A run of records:
● ● ● ● ●

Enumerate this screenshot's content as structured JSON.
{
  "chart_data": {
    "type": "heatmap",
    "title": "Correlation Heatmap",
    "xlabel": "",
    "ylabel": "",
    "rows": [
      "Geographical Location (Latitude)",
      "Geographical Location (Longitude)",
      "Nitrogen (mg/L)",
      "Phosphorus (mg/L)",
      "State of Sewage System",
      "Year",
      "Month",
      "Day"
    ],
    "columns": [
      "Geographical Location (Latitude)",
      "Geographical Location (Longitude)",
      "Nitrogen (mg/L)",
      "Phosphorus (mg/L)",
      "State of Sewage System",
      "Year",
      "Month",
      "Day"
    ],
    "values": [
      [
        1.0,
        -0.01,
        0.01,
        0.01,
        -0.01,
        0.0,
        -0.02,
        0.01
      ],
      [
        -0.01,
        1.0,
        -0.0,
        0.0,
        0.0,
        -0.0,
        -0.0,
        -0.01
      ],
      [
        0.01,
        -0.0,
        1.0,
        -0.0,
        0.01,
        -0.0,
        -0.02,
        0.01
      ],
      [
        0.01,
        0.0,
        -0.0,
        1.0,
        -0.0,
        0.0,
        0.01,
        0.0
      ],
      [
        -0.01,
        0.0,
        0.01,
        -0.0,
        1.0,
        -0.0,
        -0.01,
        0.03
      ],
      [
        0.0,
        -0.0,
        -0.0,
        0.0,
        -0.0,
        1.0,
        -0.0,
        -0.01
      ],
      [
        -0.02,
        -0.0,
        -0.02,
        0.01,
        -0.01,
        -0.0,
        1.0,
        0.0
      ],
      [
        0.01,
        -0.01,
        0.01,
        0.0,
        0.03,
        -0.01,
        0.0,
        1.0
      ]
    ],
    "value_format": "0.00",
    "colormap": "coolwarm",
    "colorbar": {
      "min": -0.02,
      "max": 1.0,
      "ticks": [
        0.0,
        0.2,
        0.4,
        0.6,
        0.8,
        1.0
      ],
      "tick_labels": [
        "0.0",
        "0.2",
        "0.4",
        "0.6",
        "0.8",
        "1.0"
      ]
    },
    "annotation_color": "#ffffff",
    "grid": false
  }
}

● ● ● ● ●

> What to work on:
Give all the entries again exactly; leave none out.

> Exercise solution:
Enumerate this screenshot's content as structured JSON.
{
  "chart_data": {
    "type": "heatmap",
    "title": "Correlation Heatmap",
    "xlabel": "",
    "ylabel": "",
    "rows": [
      "Geographical Location (Latitude)",
      "Geographical Location (Longitude)",
      "Nitrogen (mg/L)",
      "Phosphorus (mg/L)",
      "State of Sewage System",
      "Year",
      "Month",
      "Day"
    ],
    "columns": [
      "Geographical Location (Latitude)",
      "Geographical Location (Longitude)",
      "Nitrogen (mg/L)",
      "Phosphorus (mg/L)",
      "State of Sewage System",
      "Year",
      "Month",
      "Day"
    ],
    "values": [
      [
        1.0,
        -0.01,
        0.01,
        0.01,
        -0.01,
        0.0,
        -0.02,
        0.01
      ],
      [
        -0.01,
        1.0,
        -0.0,
        0.0,
        0.0,
        -0.0,
        -0.0,
        -0.01
      ],
      [
        0.01,
        -0.0,
        1.0,
        -0.0,
        0.01,
        -0.0,
        -0.02,
        0.01
      ],
      [
        0.01,
        0.0,
        -0.0,
        1.0,
        -0.0,
        0.0,
        0.01,
        0.0
      ],
      [
        -0.01,
        0.0,
        0.01,
        -0.0,
        1.0,
        -0.0,
        -0.01,
        0.03
      ],
      [
        0.0,
        -0.0,
        -0.0,
        0.0,
        -0.0,
        1.0,
        -0.0,
        -0.01
      ],
      [
        -0.02,
        -0.0,
        -0.02,
        0.01,
        -0.01,
        -0.0,
        1.0,
        0.0
      ],
      [
        0.01,
        -0.01,
        0.01,
        0.0,
        0.03,
        -0.01,
        0.0,
        1.0
      ]
    ],
    "value_format": "0.00",
    "colormap": "coolwarm",
    "colorbar": {
      "min": -0.02,
      "max": 1.0,
      "ticks": [
        0.0,
        0.2,
        0.4,
        0.6,
        0.8,
        1.0
      ],
      "tick_labels": [
        "0.0",
        "0.2",
        "0.4",
        "0.6",
        "0.8",
        "1.0"
      ]
    },
    "annotation_color": "#ffffff",
    "grid": false
  }
}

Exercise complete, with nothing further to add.